TASK DIRECTIONS
Can you return the rows word for word, from the first one through the line containing "radial-tick-label: 0.7: [1562, 489, 1608, 523]", including both ends?

======== DATA SUPPLIED

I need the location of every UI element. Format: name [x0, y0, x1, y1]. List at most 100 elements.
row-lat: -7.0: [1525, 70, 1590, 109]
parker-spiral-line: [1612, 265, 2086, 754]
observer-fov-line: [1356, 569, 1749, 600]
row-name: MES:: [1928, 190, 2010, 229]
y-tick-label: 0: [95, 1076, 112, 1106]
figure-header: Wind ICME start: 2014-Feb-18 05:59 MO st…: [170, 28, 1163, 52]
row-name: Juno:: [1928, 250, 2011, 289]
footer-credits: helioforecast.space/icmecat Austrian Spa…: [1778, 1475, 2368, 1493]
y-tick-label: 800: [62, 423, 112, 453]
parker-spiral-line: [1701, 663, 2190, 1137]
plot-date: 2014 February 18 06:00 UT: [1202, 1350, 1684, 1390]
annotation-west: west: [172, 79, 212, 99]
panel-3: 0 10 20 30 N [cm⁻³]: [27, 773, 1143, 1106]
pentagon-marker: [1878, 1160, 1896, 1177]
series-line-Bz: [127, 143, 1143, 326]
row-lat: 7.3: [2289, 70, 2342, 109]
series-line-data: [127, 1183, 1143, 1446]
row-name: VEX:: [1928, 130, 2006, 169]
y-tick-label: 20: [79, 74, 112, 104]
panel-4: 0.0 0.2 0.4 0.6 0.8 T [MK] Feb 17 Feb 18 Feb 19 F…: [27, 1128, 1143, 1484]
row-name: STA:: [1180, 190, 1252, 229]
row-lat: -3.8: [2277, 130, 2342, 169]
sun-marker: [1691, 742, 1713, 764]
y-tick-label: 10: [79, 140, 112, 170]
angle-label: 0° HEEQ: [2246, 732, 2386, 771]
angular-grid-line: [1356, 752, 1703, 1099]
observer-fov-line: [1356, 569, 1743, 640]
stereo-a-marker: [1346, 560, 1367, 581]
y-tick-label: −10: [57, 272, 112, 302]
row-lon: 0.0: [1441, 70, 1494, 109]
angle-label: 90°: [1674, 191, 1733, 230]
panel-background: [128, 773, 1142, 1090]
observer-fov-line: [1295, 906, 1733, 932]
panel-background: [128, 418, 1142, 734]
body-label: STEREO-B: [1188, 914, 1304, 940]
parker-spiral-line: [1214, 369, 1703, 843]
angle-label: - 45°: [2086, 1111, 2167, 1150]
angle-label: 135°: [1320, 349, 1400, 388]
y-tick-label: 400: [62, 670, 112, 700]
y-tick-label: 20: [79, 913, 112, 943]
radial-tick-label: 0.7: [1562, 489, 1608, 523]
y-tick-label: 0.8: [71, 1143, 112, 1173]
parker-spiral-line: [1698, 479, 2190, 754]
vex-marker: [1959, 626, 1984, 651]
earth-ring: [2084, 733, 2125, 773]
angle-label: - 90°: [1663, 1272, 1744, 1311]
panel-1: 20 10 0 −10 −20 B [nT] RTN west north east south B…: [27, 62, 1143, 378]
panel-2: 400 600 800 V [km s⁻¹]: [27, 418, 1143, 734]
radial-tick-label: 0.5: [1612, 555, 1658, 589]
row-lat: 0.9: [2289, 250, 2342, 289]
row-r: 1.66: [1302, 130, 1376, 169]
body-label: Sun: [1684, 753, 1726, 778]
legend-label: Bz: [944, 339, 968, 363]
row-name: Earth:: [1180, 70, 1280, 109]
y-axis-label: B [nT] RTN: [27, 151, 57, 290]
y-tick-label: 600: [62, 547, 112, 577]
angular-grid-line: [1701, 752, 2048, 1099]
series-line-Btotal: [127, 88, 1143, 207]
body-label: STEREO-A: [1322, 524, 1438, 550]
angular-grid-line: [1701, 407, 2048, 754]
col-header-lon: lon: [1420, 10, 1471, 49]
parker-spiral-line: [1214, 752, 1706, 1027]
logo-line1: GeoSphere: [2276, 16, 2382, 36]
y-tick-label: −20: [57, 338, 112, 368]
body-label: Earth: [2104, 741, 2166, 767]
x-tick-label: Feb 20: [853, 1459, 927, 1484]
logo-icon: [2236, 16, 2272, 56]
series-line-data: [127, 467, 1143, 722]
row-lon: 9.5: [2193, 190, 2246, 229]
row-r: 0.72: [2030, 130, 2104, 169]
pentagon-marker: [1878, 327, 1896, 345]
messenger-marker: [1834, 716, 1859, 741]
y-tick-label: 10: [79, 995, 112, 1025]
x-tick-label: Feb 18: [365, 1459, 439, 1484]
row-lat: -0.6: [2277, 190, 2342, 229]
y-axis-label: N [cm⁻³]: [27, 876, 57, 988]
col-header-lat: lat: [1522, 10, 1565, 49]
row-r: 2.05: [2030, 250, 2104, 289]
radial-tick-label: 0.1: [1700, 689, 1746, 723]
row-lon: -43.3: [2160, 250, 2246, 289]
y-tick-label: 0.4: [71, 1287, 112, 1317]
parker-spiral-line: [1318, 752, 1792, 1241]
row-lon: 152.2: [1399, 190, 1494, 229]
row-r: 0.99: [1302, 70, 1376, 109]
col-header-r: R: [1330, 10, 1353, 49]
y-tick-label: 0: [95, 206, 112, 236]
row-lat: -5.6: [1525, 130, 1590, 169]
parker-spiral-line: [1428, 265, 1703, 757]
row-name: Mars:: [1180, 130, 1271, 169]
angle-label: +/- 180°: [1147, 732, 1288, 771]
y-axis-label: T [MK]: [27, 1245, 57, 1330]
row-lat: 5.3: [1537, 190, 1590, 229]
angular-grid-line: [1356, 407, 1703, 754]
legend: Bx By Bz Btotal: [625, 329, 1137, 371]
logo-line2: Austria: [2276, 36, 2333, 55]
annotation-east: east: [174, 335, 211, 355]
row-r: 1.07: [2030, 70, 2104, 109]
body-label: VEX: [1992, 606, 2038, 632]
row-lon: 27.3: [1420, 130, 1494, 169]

================

THE REPLY
I need the location of every UI element. Format: name [x0, y0, x1, y1]. List at most 100 elements.
row-lat: -7.0: [1525, 70, 1590, 109]
parker-spiral-line: [1612, 265, 2086, 754]
observer-fov-line: [1356, 569, 1749, 600]
row-name: MES:: [1928, 190, 2010, 229]
y-tick-label: 0: [95, 1076, 112, 1106]
figure-header: Wind ICME start: 2014-Feb-18 05:59 MO st…: [170, 28, 1163, 52]
row-name: Juno:: [1928, 250, 2011, 289]
footer-credits: helioforecast.space/icmecat Austrian Spa…: [1778, 1475, 2368, 1493]
y-tick-label: 800: [62, 423, 112, 453]
parker-spiral-line: [1701, 663, 2190, 1137]
plot-date: 2014 February 18 06:00 UT: [1202, 1350, 1684, 1390]
annotation-west: west: [172, 79, 212, 99]
panel-3: 0 10 20 30 N [cm⁻³]: [27, 773, 1143, 1106]
pentagon-marker: [1878, 1160, 1896, 1177]
series-line-Bz: [127, 143, 1143, 326]
row-lat: 7.3: [2289, 70, 2342, 109]
series-line-data: [127, 1183, 1143, 1446]
row-name: VEX:: [1928, 130, 2006, 169]
y-tick-label: 20: [79, 74, 112, 104]
panel-4: 0.0 0.2 0.4 0.6 0.8 T [MK] Feb 17 Feb 18 Feb 19 F…: [27, 1128, 1143, 1484]
row-name: STA:: [1180, 190, 1252, 229]
row-lat: -3.8: [2277, 130, 2342, 169]
sun-marker: [1691, 742, 1713, 764]
y-tick-label: 10: [79, 140, 112, 170]
angle-label: 0° HEEQ: [2246, 732, 2386, 771]
angular-grid-line: [1356, 752, 1703, 1099]
observer-fov-line: [1356, 569, 1743, 640]
stereo-a-marker: [1346, 560, 1367, 581]
y-tick-label: −10: [57, 272, 112, 302]
row-lon: 0.0: [1441, 70, 1494, 109]
angle-label: 90°: [1674, 191, 1733, 230]
panel-background: [128, 773, 1142, 1090]
observer-fov-line: [1295, 906, 1733, 932]
panel-background: [128, 418, 1142, 734]
body-label: STEREO-B: [1188, 914, 1304, 940]
parker-spiral-line: [1214, 369, 1703, 843]
angle-label: - 45°: [2086, 1111, 2167, 1150]
angle-label: 135°: [1320, 349, 1400, 388]
y-tick-label: 400: [62, 670, 112, 700]
y-tick-label: 20: [79, 913, 112, 943]
radial-tick-label: 0.7: [1562, 489, 1608, 523]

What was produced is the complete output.